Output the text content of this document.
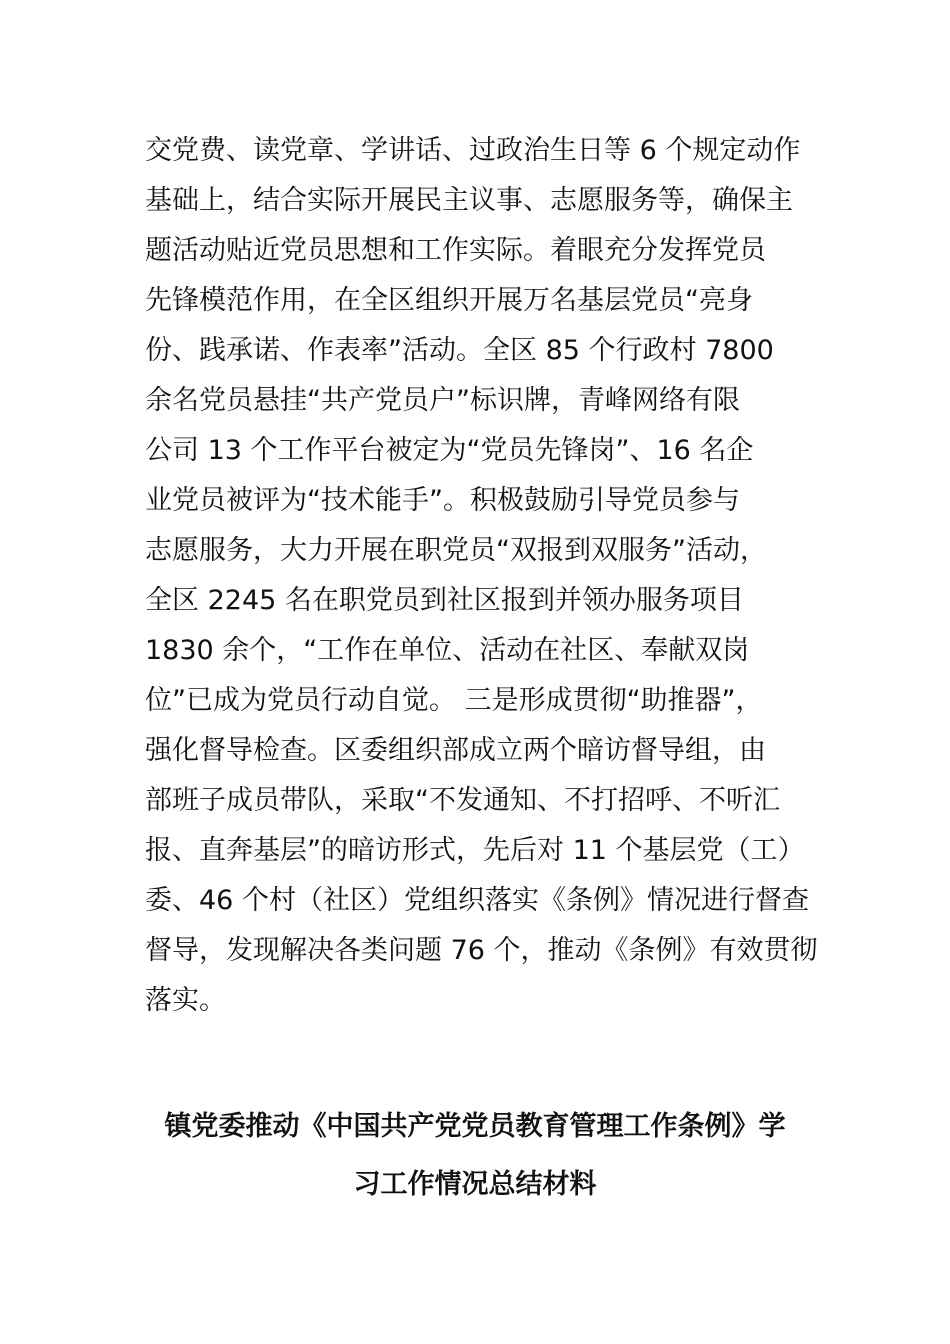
交党费、读党章、学讲话、过政治生日等 6 个规定动作
基础上，结合实际开展民主议事、志愿服务等，确保主
题活动贴近党员思想和工作实际。着眼充分发挥党员
先锋模范作用，在全区组织开展万名基层党员“亮身
份、践承诺、作表率”活动。全区 85 个行政村 7800
余名党员悬挂“共产党员户”标识牌，青峰网络有限
公司 13 个工作平台被定为“党员先锋岗”、16 名企
业党员被评为“技术能手”。积极鼓励引导党员参与
志愿服务，大力开展在职党员“双报到双服务”活动，
全区 2245 名在职党员到社区报到并领办服务项目
1830 余个，“工作在单位、活动在社区、奉献双岗
位”已成为党员行动自觉。 三是形成贯彻“助推器”，
强化督导检查。区委组织部成立两个暗访督导组，由
部班子成员带队，采取“不发通知、不打招呼、不听汇
报、直奔基层”的暗访形式，先后对 11 个基层党（工）
委、46 个村（社区）党组织落实《条例》情况进行督查
督导，发现解决各类问题 76 个，推动《条例》有效贯彻
落实。
镇党委推动《中国共产党党员教育管理工作条例》学
习工作情况总结材料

========

§ WHAT YOU SHOULD DO
Repeat the material above in full and exactly, omitting the pictures.

§ REPLY
Output the text content of this document.
交党费、读党章、学讲话、过政治生日等 6 个规定动作
基础上，结合实际开展民主议事、志愿服务等，确保主
题活动贴近党员思想和工作实际。着眼充分发挥党员
先锋模范作用，在全区组织开展万名基层党员“亮身
份、践承诺、作表率”活动。全区 85 个行政村 7800
余名党员悬挂“共产党员户”标识牌，青峰网络有限
公司 13 个工作平台被定为“党员先锋岗”、16 名企
业党员被评为“技术能手”。积极鼓励引导党员参与
志愿服务，大力开展在职党员“双报到双服务”活动，
全区 2245 名在职党员到社区报到并领办服务项目
1830 余个，“工作在单位、活动在社区、奉献双岗
位”已成为党员行动自觉。 三是形成贯彻“助推器”，
强化督导检查。区委组织部成立两个暗访督导组，由
部班子成员带队，采取“不发通知、不打招呼、不听汇
报、直奔基层”的暗访形式，先后对 11 个基层党（工）
委、46 个村（社区）党组织落实《条例》情况进行督查
督导，发现解决各类问题 76 个，推动《条例》有效贯彻
落实。
镇党委推动《中国共产党党员教育管理工作条例》学
习工作情况总结材料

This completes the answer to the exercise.